- **TASK**
Carry none of the pictures over; write out the complete data exactly.

• • • • • • •

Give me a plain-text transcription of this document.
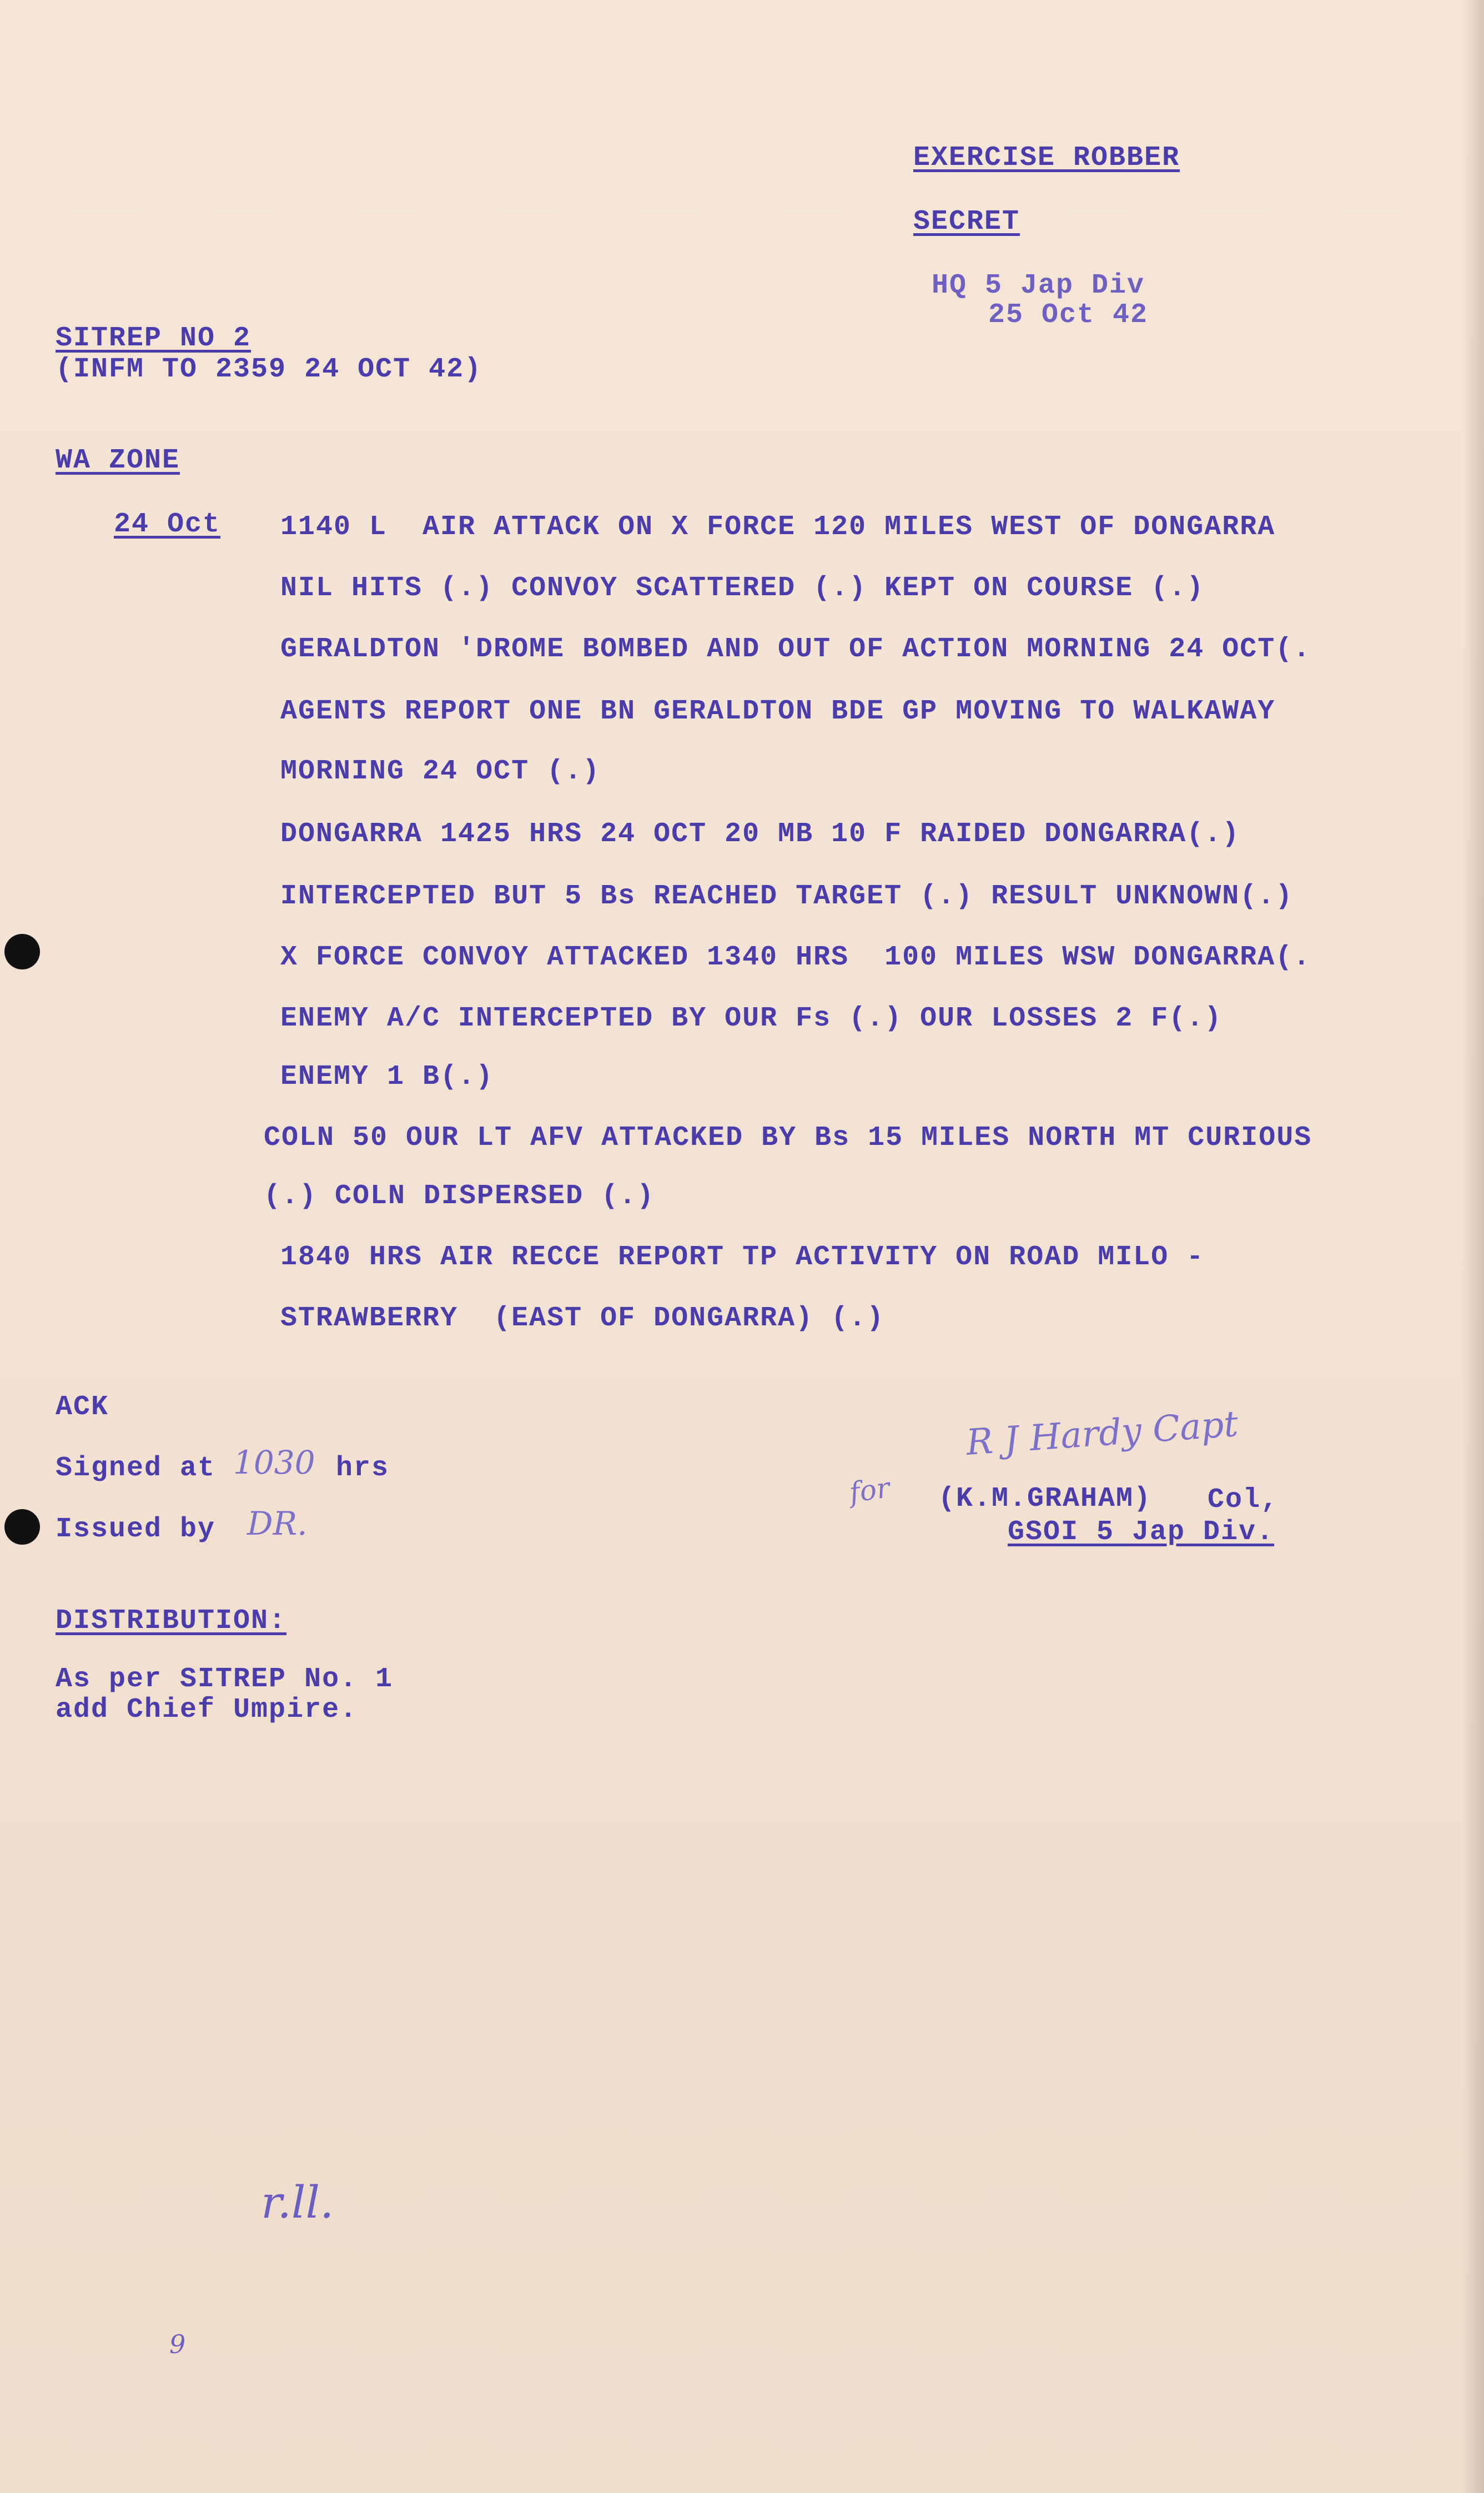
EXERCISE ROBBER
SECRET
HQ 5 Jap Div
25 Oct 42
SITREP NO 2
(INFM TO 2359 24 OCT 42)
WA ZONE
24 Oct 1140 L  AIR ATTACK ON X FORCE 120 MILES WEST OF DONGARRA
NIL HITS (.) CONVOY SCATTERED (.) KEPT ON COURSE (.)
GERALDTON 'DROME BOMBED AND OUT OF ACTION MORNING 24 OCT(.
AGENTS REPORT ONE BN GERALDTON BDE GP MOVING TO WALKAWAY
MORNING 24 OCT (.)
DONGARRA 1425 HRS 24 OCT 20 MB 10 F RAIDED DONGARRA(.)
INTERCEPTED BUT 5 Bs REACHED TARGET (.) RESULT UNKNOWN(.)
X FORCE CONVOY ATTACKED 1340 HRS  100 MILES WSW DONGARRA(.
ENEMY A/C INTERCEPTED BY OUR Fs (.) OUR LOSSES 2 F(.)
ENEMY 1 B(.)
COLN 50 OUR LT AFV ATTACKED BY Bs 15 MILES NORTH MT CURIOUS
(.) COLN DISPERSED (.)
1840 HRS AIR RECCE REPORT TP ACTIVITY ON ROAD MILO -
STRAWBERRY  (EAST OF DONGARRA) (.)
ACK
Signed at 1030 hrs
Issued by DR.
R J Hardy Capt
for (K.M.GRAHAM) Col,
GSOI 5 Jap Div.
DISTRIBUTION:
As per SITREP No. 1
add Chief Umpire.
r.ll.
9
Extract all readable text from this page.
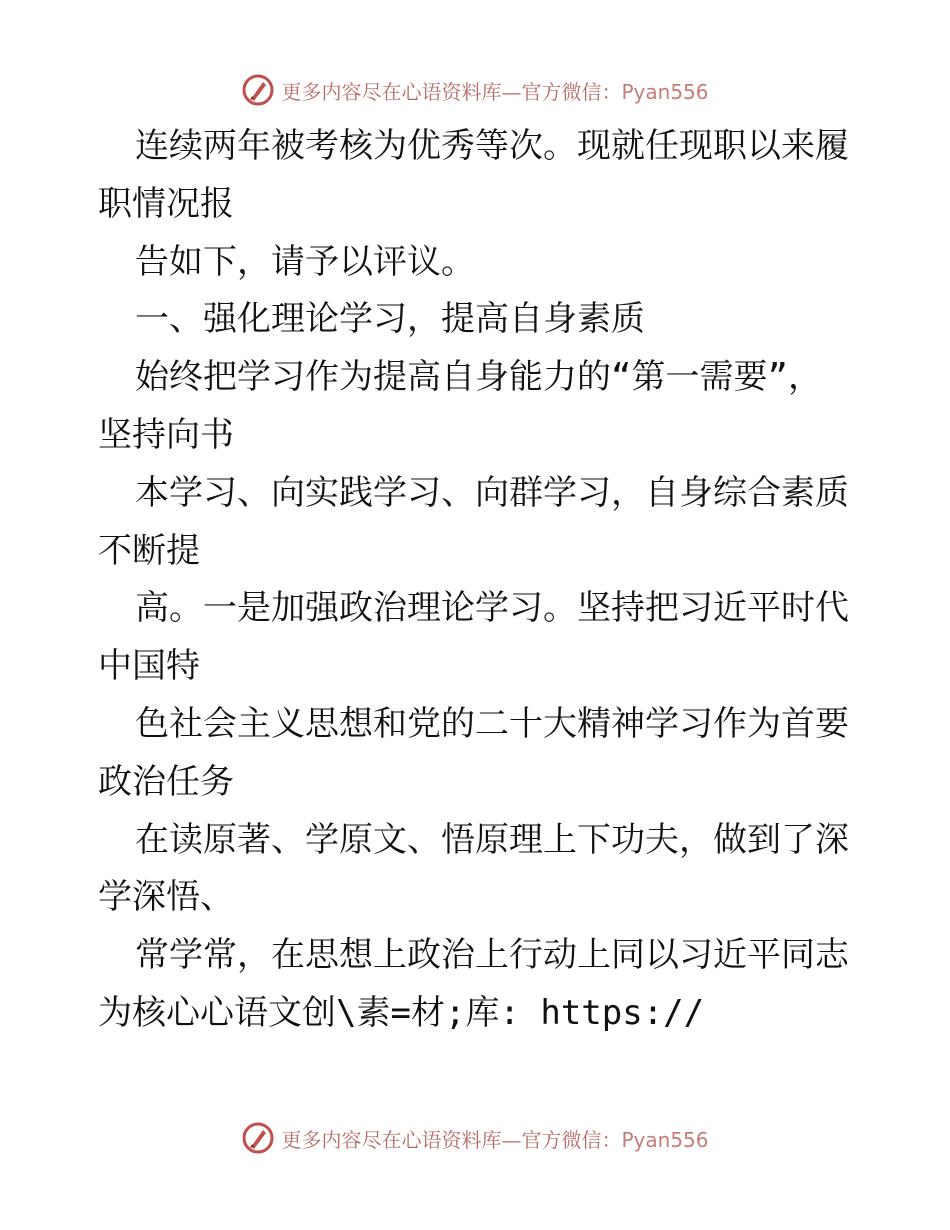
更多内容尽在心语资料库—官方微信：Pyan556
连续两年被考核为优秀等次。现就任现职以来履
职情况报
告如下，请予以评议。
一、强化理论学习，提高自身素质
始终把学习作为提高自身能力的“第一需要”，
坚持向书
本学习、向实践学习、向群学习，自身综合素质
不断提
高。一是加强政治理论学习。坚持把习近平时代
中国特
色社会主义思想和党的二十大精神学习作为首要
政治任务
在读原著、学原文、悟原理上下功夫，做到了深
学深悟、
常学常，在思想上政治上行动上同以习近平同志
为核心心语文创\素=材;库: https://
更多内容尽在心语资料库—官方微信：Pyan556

• • • • • • •

- **RESULT OF THIS TASK**
Give me a plain-text transcription of this document.
EXERCISE ROBBER
SECRET
HQ 5 Jap Div
25 Oct 42
SITREP NO 2
(INFM TO 2359 24 OCT 42)
WA ZONE
24 Oct 1140 L  AIR ATTACK ON X FORCE 120 MILES WEST OF DONGARRA
NIL HITS (.) CONVOY SCATTERED (.) KEPT ON COURSE (.)
GERALDTON 'DROME BOMBED AND OUT OF ACTION MORNING 24 OCT(.
AGENTS REPORT ONE BN GERALDTON BDE GP MOVING TO WALKAWAY
MORNING 24 OCT (.)
DONGARRA 1425 HRS 24 OCT 20 MB 10 F RAIDED DONGARRA(.)
INTERCEPTED BUT 5 Bs REACHED TARGET (.) RESULT UNKNOWN(.)
X FORCE CONVOY ATTACKED 1340 HRS  100 MILES WSW DONGARRA(.
ENEMY A/C INTERCEPTED BY OUR Fs (.) OUR LOSSES 2 F(.)
ENEMY 1 B(.)
COLN 50 OUR LT AFV ATTACKED BY Bs 15 MILES NORTH MT CURIOUS
(.) COLN DISPERSED (.)
1840 HRS AIR RECCE REPORT TP ACTIVITY ON ROAD MILO -
STRAWBERRY  (EAST OF DONGARRA) (.)
ACK
Signed at 1030 hrs
Issued by DR.
R J Hardy Capt
for (K.M.GRAHAM) Col,
GSOI 5 Jap Div.
DISTRIBUTION:
As per SITREP No. 1
add Chief Umpire.
r.ll.
9
Extract all readable text from this page.
更多内容尽在心语资料库—官方微信：Pyan556
连续两年被考核为优秀等次。现就任现职以来履
职情况报
告如下，请予以评议。
一、强化理论学习，提高自身素质
始终把学习作为提高自身能力的“第一需要”，
坚持向书
本学习、向实践学习、向群学习，自身综合素质
不断提
高。一是加强政治理论学习。坚持把习近平时代
中国特
色社会主义思想和党的二十大精神学习作为首要
政治任务
在读原著、学原文、悟原理上下功夫，做到了深
学深悟、
常学常，在思想上政治上行动上同以习近平同志
为核心心语文创\素=材;库: https://
更多内容尽在心语资料库—官方微信：Pyan556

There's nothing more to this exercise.